### INSTRUCTIONS TO FOLLOW
Write down each entry again, exactly as it reads.

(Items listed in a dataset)
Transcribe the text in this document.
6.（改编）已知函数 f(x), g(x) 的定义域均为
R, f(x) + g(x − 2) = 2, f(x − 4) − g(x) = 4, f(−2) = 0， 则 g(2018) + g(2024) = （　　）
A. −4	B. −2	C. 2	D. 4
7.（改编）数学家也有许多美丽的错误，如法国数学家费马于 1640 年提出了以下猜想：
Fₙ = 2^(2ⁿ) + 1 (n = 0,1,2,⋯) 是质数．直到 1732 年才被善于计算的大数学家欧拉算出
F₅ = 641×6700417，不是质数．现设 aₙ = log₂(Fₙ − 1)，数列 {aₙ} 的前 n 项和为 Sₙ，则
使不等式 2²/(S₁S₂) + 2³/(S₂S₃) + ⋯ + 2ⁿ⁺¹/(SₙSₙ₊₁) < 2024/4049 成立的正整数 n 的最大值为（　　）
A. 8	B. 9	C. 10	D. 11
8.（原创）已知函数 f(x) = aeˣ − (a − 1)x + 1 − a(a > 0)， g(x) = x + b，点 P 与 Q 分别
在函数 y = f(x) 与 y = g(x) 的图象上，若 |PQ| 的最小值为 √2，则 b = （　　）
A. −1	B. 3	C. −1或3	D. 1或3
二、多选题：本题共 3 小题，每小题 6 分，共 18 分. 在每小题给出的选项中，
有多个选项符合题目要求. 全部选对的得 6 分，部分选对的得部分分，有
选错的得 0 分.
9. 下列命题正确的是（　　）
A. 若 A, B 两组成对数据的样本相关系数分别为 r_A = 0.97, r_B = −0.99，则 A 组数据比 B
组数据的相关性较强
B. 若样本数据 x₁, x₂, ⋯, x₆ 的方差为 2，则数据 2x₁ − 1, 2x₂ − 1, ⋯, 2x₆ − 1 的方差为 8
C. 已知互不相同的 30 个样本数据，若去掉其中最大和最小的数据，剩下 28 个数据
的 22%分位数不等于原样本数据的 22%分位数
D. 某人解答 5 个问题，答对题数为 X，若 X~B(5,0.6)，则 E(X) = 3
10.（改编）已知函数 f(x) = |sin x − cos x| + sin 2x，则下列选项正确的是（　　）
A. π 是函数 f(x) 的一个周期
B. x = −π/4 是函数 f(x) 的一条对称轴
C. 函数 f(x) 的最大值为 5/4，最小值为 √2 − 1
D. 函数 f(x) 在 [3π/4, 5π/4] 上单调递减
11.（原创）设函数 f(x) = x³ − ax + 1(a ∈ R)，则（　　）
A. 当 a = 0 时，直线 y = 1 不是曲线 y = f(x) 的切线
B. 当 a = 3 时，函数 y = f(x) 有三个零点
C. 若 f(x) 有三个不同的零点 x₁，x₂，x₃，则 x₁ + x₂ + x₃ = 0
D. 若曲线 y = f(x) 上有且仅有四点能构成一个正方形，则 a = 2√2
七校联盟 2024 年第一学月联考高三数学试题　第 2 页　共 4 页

### FINISHED TASK
Transcribe the text in this document.
6.（改编）已知函数 f(x), g(x) 的定义域均为
R, f(x) + g(x − 2) = 2, f(x − 4) − g(x) = 4, f(−2) = 0， 则 g(2018) + g(2024) = （　　）
A. −4	B. −2	C. 2	D. 4
7.（改编）数学家也有许多美丽的错误，如法国数学家费马于 1640 年提出了以下猜想：
Fₙ = 2^(2ⁿ) + 1 (n = 0,1,2,⋯) 是质数．直到 1732 年才被善于计算的大数学家欧拉算出
F₅ = 641×6700417，不是质数．现设 aₙ = log₂(Fₙ − 1)，数列 {aₙ} 的前 n 项和为 Sₙ，则
使不等式 2²/(S₁S₂) + 2³/(S₂S₃) + ⋯ + 2ⁿ⁺¹/(SₙSₙ₊₁) < 2024/4049 成立的正整数 n 的最大值为（　　）
A. 8	B. 9	C. 10	D. 11
8.（原创）已知函数 f(x) = aeˣ − (a − 1)x + 1 − a(a > 0)， g(x) = x + b，点 P 与 Q 分别
在函数 y = f(x) 与 y = g(x) 的图象上，若 |PQ| 的最小值为 √2，则 b = （　　）
A. −1	B. 3	C. −1或3	D. 1或3
二、多选题：本题共 3 小题，每小题 6 分，共 18 分. 在每小题给出的选项中，
有多个选项符合题目要求. 全部选对的得 6 分，部分选对的得部分分，有
选错的得 0 分.
9. 下列命题正确的是（　　）
A. 若 A, B 两组成对数据的样本相关系数分别为 r_A = 0.97, r_B = −0.99，则 A 组数据比 B
组数据的相关性较强
B. 若样本数据 x₁, x₂, ⋯, x₆ 的方差为 2，则数据 2x₁ − 1, 2x₂ − 1, ⋯, 2x₆ − 1 的方差为 8
C. 已知互不相同的 30 个样本数据，若去掉其中最大和最小的数据，剩下 28 个数据
的 22%分位数不等于原样本数据的 22%分位数
D. 某人解答 5 个问题，答对题数为 X，若 X~B(5,0.6)，则 E(X) = 3
10.（改编）已知函数 f(x) = |sin x − cos x| + sin 2x，则下列选项正确的是（　　）
A. π 是函数 f(x) 的一个周期
B. x = −π/4 是函数 f(x) 的一条对称轴
C. 函数 f(x) 的最大值为 5/4，最小值为 √2 − 1
D. 函数 f(x) 在 [3π/4, 5π/4] 上单调递减
11.（原创）设函数 f(x) = x³ − ax + 1(a ∈ R)，则（　　）
A. 当 a = 0 时，直线 y = 1 不是曲线 y = f(x) 的切线
B. 当 a = 3 时，函数 y = f(x) 有三个零点
C. 若 f(x) 有三个不同的零点 x₁，x₂，x₃，则 x₁ + x₂ + x₃ = 0
D. 若曲线 y = f(x) 上有且仅有四点能构成一个正方形，则 a = 2√2
七校联盟 2024 年第一学月联考高三数学试题　第 2 页　共 4 页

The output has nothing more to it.